◆ Information shown:
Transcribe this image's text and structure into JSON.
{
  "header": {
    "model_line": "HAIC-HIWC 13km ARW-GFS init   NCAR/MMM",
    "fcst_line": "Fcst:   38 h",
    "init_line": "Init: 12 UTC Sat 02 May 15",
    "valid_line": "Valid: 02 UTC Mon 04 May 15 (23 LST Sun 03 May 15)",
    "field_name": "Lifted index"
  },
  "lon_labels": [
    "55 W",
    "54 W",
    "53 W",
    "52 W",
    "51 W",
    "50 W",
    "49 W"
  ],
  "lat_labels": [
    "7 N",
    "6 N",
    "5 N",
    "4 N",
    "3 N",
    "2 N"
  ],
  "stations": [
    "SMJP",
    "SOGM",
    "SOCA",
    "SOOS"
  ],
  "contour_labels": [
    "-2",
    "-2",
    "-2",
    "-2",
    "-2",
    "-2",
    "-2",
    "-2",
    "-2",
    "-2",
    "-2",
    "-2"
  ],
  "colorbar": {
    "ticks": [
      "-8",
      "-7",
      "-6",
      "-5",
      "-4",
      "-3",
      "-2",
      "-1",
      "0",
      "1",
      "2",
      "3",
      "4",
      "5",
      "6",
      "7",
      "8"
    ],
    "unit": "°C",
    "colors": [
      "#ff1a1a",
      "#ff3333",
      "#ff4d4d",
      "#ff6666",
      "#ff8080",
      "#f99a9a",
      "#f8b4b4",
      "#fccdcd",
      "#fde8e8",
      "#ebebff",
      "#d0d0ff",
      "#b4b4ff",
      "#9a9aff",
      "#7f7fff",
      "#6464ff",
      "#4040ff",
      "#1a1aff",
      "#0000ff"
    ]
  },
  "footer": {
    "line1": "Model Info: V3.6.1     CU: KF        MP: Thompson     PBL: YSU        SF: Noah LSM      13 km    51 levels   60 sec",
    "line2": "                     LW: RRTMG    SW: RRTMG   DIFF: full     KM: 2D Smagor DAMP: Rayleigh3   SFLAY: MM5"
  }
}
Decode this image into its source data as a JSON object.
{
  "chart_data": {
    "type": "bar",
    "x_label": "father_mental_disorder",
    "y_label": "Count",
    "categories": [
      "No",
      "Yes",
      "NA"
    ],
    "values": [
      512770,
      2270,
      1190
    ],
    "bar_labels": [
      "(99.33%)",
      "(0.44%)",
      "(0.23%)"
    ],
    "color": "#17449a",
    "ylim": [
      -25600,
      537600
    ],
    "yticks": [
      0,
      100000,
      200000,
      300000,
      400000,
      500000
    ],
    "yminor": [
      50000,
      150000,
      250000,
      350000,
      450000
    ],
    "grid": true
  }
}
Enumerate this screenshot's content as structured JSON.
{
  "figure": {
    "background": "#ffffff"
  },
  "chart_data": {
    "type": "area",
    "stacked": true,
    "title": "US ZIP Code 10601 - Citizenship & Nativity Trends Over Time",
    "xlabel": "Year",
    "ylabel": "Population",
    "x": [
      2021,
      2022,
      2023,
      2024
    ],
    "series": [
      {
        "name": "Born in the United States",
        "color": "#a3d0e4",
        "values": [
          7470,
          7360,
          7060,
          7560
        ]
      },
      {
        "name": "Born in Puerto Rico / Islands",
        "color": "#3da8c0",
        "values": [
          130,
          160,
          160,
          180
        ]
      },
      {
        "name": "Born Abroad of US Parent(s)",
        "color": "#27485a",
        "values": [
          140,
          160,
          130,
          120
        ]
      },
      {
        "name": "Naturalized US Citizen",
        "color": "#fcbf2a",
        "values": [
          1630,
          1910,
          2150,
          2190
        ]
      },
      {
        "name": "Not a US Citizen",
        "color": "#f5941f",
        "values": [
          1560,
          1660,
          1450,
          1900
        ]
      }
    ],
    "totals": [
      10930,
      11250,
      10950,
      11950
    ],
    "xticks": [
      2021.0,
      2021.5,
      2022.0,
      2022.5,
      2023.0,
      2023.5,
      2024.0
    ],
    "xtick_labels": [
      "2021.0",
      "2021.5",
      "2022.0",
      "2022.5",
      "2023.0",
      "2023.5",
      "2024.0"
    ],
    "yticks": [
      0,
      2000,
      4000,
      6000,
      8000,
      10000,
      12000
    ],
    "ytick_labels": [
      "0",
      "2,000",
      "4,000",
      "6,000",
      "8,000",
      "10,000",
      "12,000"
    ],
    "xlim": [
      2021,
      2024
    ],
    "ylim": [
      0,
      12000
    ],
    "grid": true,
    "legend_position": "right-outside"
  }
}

◆ Stated goal:
Every entry should be output exactly as written, please.

◆ Written solution:
Transcribe this image's text and structure into JSON.
{
  "header": {
    "model_line": "HAIC-HIWC 13km ARW-GFS init   NCAR/MMM",
    "fcst_line": "Fcst:   38 h",
    "init_line": "Init: 12 UTC Sat 02 May 15",
    "valid_line": "Valid: 02 UTC Mon 04 May 15 (23 LST Sun 03 May 15)",
    "field_name": "Lifted index"
  },
  "lon_labels": [
    "55 W",
    "54 W",
    "53 W",
    "52 W",
    "51 W",
    "50 W",
    "49 W"
  ],
  "lat_labels": [
    "7 N",
    "6 N",
    "5 N",
    "4 N",
    "3 N",
    "2 N"
  ],
  "stations": [
    "SMJP",
    "SOGM",
    "SOCA",
    "SOOS"
  ],
  "contour_labels": [
    "-2",
    "-2",
    "-2",
    "-2",
    "-2",
    "-2",
    "-2",
    "-2",
    "-2",
    "-2",
    "-2",
    "-2"
  ],
  "colorbar": {
    "ticks": [
      "-8",
      "-7",
      "-6",
      "-5",
      "-4",
      "-3",
      "-2",
      "-1",
      "0",
      "1",
      "2",
      "3",
      "4",
      "5",
      "6",
      "7",
      "8"
    ],
    "unit": "°C",
    "colors": [
      "#ff1a1a",
      "#ff3333",
      "#ff4d4d",
      "#ff6666",
      "#ff8080",
      "#f99a9a",
      "#f8b4b4",
      "#fccdcd",
      "#fde8e8",
      "#ebebff",
      "#d0d0ff",
      "#b4b4ff",
      "#9a9aff",
      "#7f7fff",
      "#6464ff",
      "#4040ff",
      "#1a1aff",
      "#0000ff"
    ]
  },
  "footer": {
    "line1": "Model Info: V3.6.1     CU: KF        MP: Thompson     PBL: YSU        SF: Noah LSM      13 km    51 levels   60 sec",
    "line2": "                     LW: RRTMG    SW: RRTMG   DIFF: full     KM: 2D Smagor DAMP: Rayleigh3   SFLAY: MM5"
  }
}
Decode this image into its source data as a JSON object.
{
  "chart_data": {
    "type": "bar",
    "x_label": "father_mental_disorder",
    "y_label": "Count",
    "categories": [
      "No",
      "Yes",
      "NA"
    ],
    "values": [
      512770,
      2270,
      1190
    ],
    "bar_labels": [
      "(99.33%)",
      "(0.44%)",
      "(0.23%)"
    ],
    "color": "#17449a",
    "ylim": [
      -25600,
      537600
    ],
    "yticks": [
      0,
      100000,
      200000,
      300000,
      400000,
      500000
    ],
    "yminor": [
      50000,
      150000,
      250000,
      350000,
      450000
    ],
    "grid": true
  }
}
Enumerate this screenshot's content as structured JSON.
{
  "figure": {
    "background": "#ffffff"
  },
  "chart_data": {
    "type": "area",
    "stacked": true,
    "title": "US ZIP Code 10601 - Citizenship & Nativity Trends Over Time",
    "xlabel": "Year",
    "ylabel": "Population",
    "x": [
      2021,
      2022,
      2023,
      2024
    ],
    "series": [
      {
        "name": "Born in the United States",
        "color": "#a3d0e4",
        "values": [
          7470,
          7360,
          7060,
          7560
        ]
      },
      {
        "name": "Born in Puerto Rico / Islands",
        "color": "#3da8c0",
        "values": [
          130,
          160,
          160,
          180
        ]
      },
      {
        "name": "Born Abroad of US Parent(s)",
        "color": "#27485a",
        "values": [
          140,
          160,
          130,
          120
        ]
      },
      {
        "name": "Naturalized US Citizen",
        "color": "#fcbf2a",
        "values": [
          1630,
          1910,
          2150,
          2190
        ]
      },
      {
        "name": "Not a US Citizen",
        "color": "#f5941f",
        "values": [
          1560,
          1660,
          1450,
          1900
        ]
      }
    ],
    "totals": [
      10930,
      11250,
      10950,
      11950
    ],
    "xticks": [
      2021.0,
      2021.5,
      2022.0,
      2022.5,
      2023.0,
      2023.5,
      2024.0
    ],
    "xtick_labels": [
      "2021.0",
      "2021.5",
      "2022.0",
      "2022.5",
      "2023.0",
      "2023.5",
      "2024.0"
    ],
    "yticks": [
      0,
      2000,
      4000,
      6000,
      8000,
      10000,
      12000
    ],
    "ytick_labels": [
      "0",
      "2,000",
      "4,000",
      "6,000",
      "8,000",
      "10,000",
      "12,000"
    ],
    "xlim": [
      2021,
      2024
    ],
    "ylim": [
      0,
      12000
    ],
    "grid": true,
    "legend_position": "right-outside"
  }
}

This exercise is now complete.